** WHAT IS NEEDED **
In the listing below, locate the lines bearing the word "CHECK". Copy every one of them.

** ENTRIES SUPPLIED **
=-=-=

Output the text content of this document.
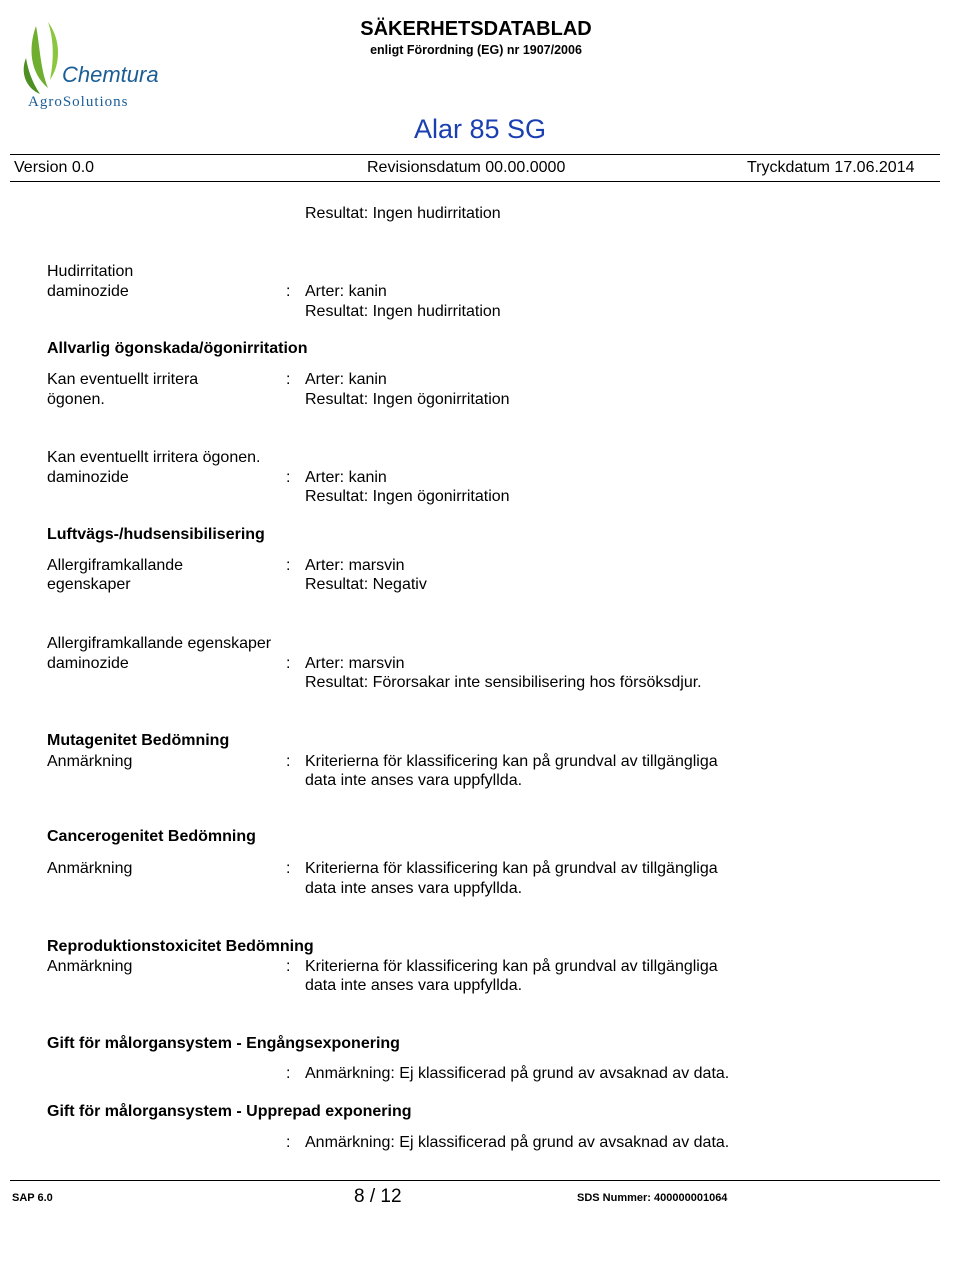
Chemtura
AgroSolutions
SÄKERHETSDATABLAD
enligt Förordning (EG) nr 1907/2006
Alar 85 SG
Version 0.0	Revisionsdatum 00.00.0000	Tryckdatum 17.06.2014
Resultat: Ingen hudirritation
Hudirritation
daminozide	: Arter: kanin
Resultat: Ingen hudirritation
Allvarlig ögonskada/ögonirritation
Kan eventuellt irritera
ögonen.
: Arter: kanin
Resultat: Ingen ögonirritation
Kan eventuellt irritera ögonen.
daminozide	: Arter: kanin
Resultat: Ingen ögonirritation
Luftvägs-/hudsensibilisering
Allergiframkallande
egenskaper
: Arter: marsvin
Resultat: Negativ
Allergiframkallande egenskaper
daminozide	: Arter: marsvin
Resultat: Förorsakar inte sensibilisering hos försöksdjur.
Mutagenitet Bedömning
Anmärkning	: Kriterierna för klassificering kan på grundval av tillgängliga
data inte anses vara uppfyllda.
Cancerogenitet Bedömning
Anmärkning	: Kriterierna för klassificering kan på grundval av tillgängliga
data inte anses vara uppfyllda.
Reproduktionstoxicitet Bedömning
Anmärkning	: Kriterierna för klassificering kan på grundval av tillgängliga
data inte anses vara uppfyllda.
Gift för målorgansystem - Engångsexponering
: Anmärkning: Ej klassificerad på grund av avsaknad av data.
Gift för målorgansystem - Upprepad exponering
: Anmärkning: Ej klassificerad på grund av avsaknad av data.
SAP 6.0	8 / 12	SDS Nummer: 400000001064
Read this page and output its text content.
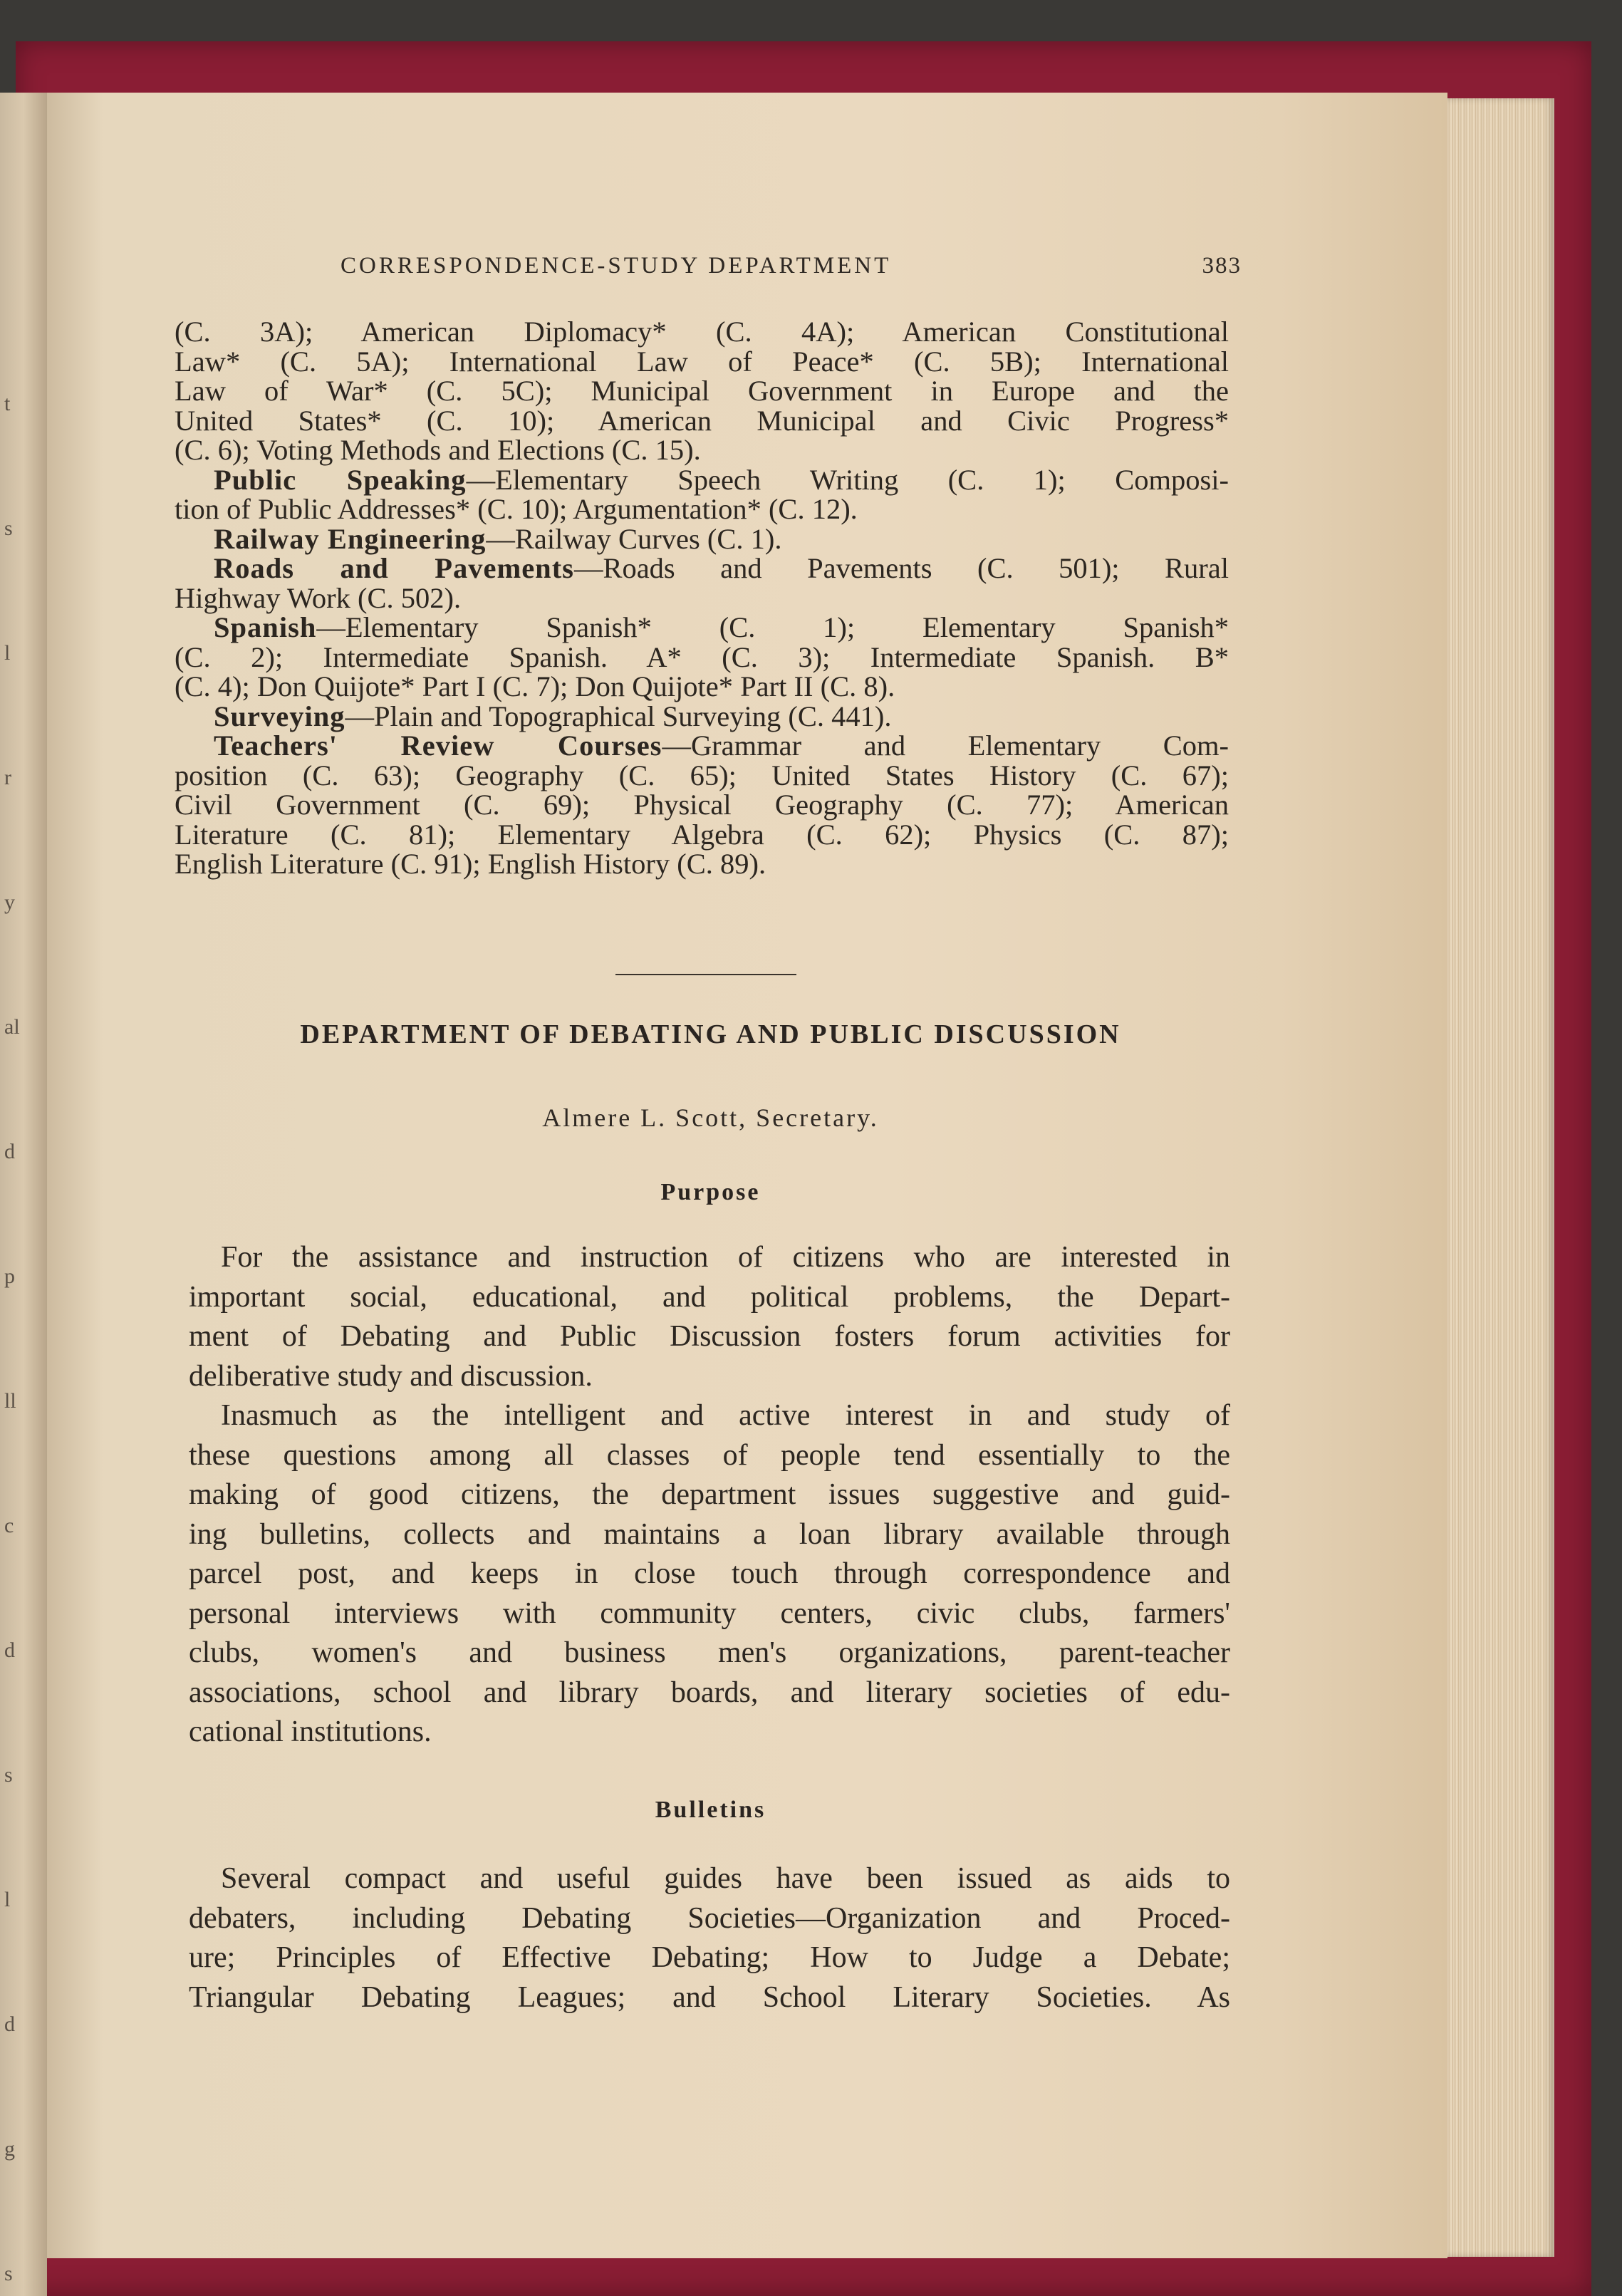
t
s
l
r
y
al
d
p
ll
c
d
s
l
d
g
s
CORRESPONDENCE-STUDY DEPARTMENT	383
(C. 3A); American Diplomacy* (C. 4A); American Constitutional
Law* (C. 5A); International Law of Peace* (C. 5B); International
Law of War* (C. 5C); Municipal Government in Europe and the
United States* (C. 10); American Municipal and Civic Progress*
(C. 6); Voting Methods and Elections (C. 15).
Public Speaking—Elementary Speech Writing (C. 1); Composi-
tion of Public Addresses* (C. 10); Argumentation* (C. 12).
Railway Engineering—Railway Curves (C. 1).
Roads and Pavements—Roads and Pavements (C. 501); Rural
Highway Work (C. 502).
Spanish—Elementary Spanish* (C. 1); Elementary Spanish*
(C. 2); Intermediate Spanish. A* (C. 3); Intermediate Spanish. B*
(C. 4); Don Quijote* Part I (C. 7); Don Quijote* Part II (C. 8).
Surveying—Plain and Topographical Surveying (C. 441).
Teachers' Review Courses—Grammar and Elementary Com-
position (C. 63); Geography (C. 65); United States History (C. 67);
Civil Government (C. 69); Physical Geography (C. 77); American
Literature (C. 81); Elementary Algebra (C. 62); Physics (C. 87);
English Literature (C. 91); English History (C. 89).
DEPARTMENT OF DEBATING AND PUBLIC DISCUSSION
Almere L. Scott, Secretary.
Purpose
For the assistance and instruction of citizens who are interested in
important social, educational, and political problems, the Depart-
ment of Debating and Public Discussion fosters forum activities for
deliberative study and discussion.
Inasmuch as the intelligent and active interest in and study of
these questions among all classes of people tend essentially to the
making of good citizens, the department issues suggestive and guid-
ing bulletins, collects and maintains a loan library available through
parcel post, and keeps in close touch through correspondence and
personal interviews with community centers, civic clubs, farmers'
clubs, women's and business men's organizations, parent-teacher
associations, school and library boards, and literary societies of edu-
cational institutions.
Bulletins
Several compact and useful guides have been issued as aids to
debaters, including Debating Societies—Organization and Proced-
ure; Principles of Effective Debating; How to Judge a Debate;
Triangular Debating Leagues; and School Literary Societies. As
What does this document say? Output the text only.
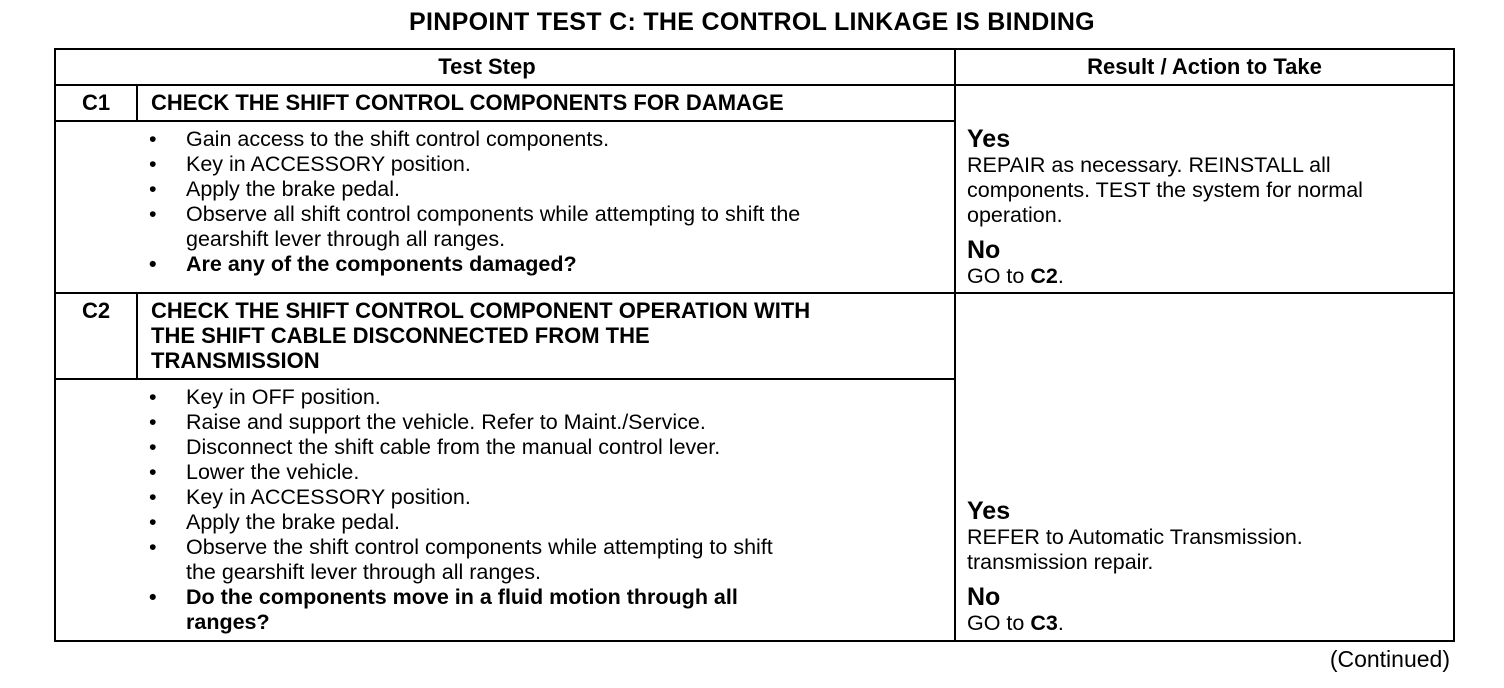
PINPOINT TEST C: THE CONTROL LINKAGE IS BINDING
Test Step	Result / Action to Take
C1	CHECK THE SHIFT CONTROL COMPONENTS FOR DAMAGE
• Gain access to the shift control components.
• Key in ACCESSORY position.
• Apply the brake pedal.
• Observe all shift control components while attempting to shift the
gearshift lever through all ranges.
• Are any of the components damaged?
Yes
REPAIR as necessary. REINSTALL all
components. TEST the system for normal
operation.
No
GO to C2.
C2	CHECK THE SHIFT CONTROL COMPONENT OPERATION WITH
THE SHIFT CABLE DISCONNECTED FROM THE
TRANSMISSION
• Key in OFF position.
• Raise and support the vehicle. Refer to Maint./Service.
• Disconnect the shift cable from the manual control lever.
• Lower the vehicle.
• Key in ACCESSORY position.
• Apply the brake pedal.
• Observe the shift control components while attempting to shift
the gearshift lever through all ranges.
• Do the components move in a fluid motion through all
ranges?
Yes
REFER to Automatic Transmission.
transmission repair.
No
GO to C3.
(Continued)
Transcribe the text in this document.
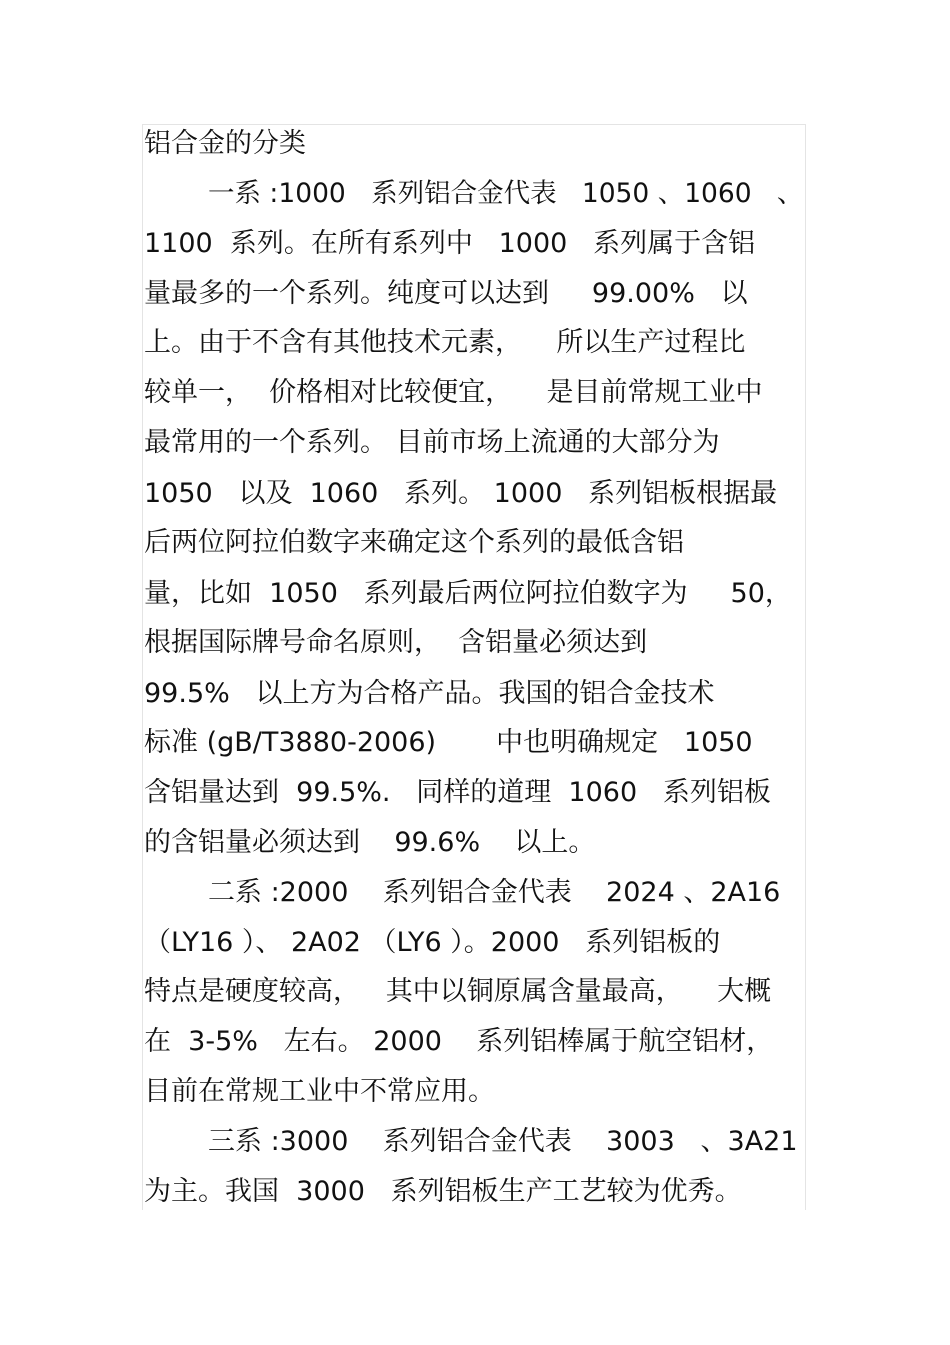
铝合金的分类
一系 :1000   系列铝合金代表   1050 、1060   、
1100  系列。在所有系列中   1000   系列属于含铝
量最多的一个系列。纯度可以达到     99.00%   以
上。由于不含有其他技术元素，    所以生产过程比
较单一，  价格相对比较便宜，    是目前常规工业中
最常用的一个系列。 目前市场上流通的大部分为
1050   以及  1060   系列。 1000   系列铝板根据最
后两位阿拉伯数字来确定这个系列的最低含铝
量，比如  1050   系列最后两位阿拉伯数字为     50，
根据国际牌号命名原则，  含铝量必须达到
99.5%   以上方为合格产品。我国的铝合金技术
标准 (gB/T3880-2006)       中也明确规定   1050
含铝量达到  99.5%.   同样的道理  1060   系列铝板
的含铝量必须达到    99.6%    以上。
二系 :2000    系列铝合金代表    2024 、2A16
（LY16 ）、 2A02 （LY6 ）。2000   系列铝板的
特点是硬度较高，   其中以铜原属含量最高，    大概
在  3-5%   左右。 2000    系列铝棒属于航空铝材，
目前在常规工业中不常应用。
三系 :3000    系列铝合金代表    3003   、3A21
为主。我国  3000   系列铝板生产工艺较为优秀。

=-=-=

** WRITTEN RESPONSE **
C1	CHECK THE SHIFT CONTROL COMPONENTS FOR DAMAGE
C2	CHECK THE SHIFT CONTROL COMPONENT OPERATION WITH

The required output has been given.